PROBLEM TO SOLVE:
Report the count of lines below in which the string "Access" occurs; include nothing else.

Stored dataset items
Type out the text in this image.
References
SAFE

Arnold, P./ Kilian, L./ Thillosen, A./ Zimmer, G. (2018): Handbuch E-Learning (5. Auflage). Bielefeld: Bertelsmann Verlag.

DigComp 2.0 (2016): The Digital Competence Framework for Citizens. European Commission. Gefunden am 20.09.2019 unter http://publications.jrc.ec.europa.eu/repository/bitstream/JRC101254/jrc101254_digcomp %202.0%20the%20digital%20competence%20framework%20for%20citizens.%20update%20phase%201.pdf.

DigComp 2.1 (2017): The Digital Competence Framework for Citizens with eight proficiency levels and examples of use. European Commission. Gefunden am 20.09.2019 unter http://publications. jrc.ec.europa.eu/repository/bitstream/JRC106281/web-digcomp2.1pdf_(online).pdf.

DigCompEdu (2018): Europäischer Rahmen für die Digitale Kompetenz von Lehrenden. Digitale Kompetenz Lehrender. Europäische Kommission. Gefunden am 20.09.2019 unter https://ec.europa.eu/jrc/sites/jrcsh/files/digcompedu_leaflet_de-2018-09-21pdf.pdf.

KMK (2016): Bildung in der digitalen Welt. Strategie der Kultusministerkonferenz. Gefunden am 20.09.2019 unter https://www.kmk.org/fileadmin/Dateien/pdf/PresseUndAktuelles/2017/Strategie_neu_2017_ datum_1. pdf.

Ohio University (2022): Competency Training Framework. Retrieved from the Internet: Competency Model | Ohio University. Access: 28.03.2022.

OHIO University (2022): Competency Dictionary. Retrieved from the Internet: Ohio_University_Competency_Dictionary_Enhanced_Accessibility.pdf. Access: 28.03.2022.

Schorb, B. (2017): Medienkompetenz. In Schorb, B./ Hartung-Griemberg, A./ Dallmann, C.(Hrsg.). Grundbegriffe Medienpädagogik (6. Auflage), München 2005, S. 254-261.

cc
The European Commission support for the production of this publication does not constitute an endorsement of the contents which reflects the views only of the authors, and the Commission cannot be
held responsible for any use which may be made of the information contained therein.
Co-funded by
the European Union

--

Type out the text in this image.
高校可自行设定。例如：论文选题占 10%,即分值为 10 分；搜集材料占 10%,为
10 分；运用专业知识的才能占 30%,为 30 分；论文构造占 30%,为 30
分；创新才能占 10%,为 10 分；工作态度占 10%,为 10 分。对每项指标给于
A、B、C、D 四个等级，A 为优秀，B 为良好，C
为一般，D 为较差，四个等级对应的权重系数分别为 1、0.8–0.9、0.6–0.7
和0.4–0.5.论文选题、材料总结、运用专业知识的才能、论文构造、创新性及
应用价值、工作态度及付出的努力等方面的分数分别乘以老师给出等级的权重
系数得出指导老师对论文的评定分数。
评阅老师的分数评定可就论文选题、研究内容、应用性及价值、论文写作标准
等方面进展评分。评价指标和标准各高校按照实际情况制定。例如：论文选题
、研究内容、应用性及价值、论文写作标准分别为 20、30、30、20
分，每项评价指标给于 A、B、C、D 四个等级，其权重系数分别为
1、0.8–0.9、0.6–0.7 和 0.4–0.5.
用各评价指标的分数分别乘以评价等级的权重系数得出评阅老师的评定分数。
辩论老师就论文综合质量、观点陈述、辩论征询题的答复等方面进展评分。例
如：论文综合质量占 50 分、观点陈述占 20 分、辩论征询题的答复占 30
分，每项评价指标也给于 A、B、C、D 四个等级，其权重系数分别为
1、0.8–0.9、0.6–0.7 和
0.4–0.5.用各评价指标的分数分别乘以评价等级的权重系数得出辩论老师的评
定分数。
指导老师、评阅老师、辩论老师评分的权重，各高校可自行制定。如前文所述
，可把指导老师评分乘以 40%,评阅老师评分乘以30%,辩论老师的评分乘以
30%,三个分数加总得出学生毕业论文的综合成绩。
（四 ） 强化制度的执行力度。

RESPONSE TO THE TASK:
2